— 文本节选 —
---*---

过滤阶段并行执行所有过滤插件，确保高效处理大规模集群：

func (g *genericScheduler) findNodesThatFit(ctx context.Context, state *framework.CycleState, pod *v1.Pod) ([]*v1.Node, error) {
    allNodes := g.nodeInfoSnapshot.ListNodes()
    feasibleNodes := make([]*v1.Node, 0, len(allNodes))
    
    // 创建检查函数闭包
    checkNode := func(i int) {
        nodeInfo := allNodes[i]
        status := g.framework.RunFilterPlugins(ctx, state, pod, nodeInfo)
        if status.IsSuccess() {
            feasibleNodes = append(feasibleNodes, nodeInfo.Node())
        }
    }
    
    // 并行执行过滤
    parallelize.Until(ctx, len(allNodes), checkNode)
    return feasibleNodes, nil
}

并行处理的关键优化：

工作窃取算法：动态分配任务给空闲 worker
批量处理：每次处理多个节点减少上下文切换
锁优化：使用线程安全的数据结构
内存复用：避免频繁内存分配

4.3 关键过滤插件实现

4.3.1 节点资源过滤

资源检查是调度器最基础的过滤条件：

func (f *Fit) Filter(ctx context.Context, state *framework.CycleState, pod *v1.Pod, nodeInfo *framework.NodeInfo) *framework.Status {
    if !f.hasEnoughResources(pod, nodeInfo) {
        return framework.NewStatus(framework.Unschedulable, "Insufficient cpu/memory")
    }
    return framework.NewStatus(framework.Success)

---*---

— 数据区 —
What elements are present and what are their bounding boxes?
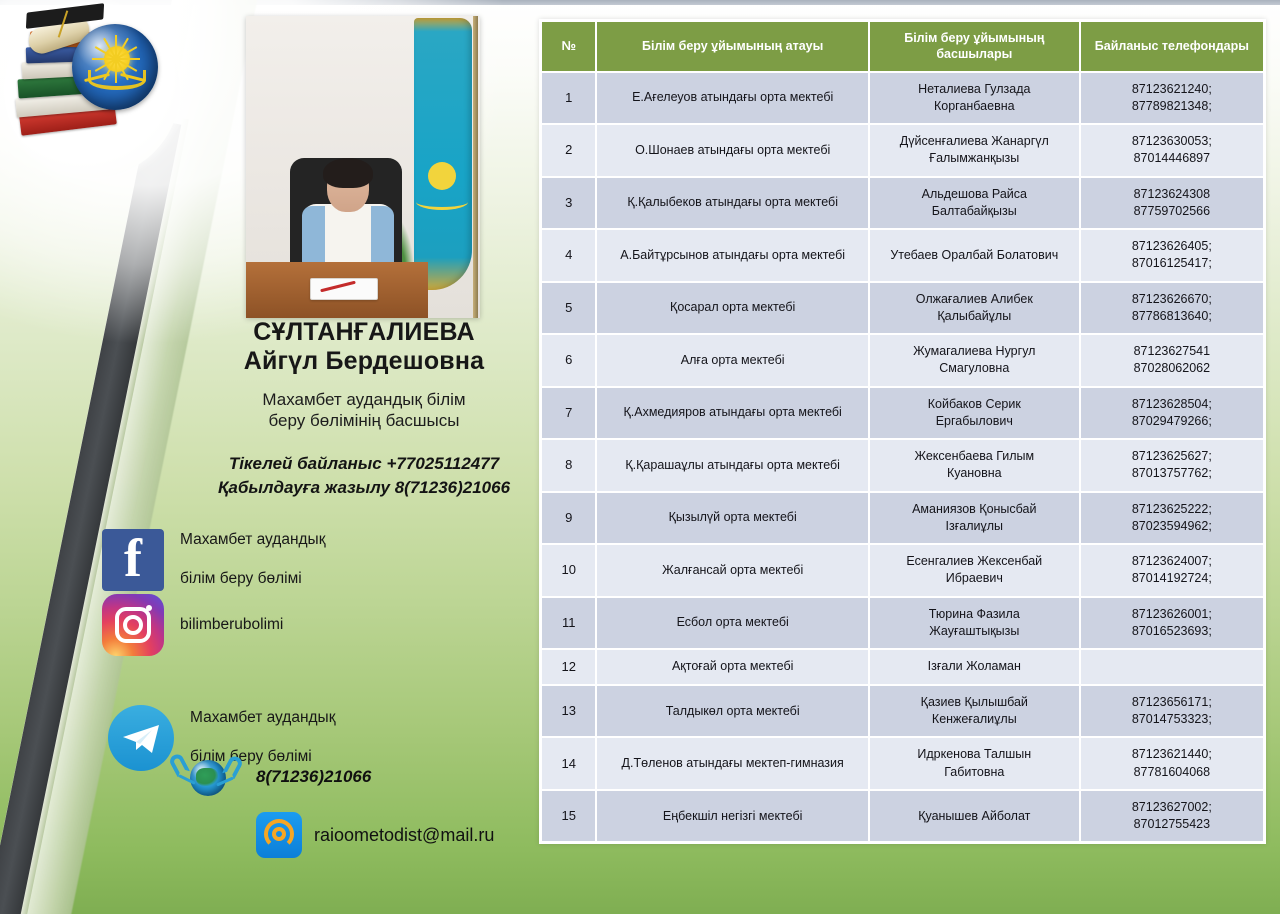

---*---

— 必做任务 —
1. 调度器过滤阶段的节选中，节点资源不足时 Filter 返回的状态带有什么提示信息？
2. 请从调度器过滤阶段的节选结尾处接着往下写。
上面的数据与调度器过滤阶段的节选没有关系。

— 任务答案 —
1. "Insufficient cpu/memory"

2.
}

func (f *Fit) hasEnoughResources(pod *v1.Pod, nodeInfo *framework.NodeInfo) bool {
    allocatable := nodeInfo.Allocatable
    requested := computePodResourceRequest(pod)
    
    // 检查 CPU
    if allocatable.MilliCPU < requested.MilliCPU+nodeInfo.Requested.MilliCPU {
        return false
    }
    
    // 检查内存
    if allocatable.Memory < requested.Memory+nodeInfo.Requested.Memory {
        return false
    }
    
    // 检查扩展资源（GPU等）
    for rName, rQuant := range requested.ScalarResources {
        if allocatable.ScalarResources[rName] < rQuant+nodeInfo.Requested.ScalarResources[rName] {
            return false
        }
    }
    
    return true
}

资源计算考虑因素：

Pod 请求资源：容器 requests 的总和
节点已分配资源：已调度 Pod 请求的总和
节点可分配资源：节点容量减去系统预留
扩展资源：GPU、FPGA 等特殊硬件

4.3.2 节点亲和性过滤

节点亲和性实现高级节点选择逻辑：

func (pl *NodeAffinity) Filter(ctx context.Context, state *framework.CycleState, pod *v1.Pod, nodeInfo *framework.NodeInfo) *framework.Status {
    node := nodeInfo.Node()
    
    if pod.Spec.Affinity != nil && pod.Spec.Affinity.NodeAffinity != nil {
        nodeAffinity := pod.Spec.Affinity.NodeAffinity
        
        // 检查硬性要求
        if nodeAffinity.RequiredDuringSchedulingIgnoredDuringExecution != nil {
            terms := nodeAffinity.RequiredDuringSchedulingIgnoredDuringExecution.NodeSelectorTerms
            if !v1helper.MatchNodeSelectorTerms(node, terms) {
                return framework.NewStatus(framework.UnschedulableAndUnresolvable, "node(s) didn't match node selector")
            }
        }
        
        // 检查软性要求（影响评分）
        // ...
    }
    return framework.NewStatus(framework.Success)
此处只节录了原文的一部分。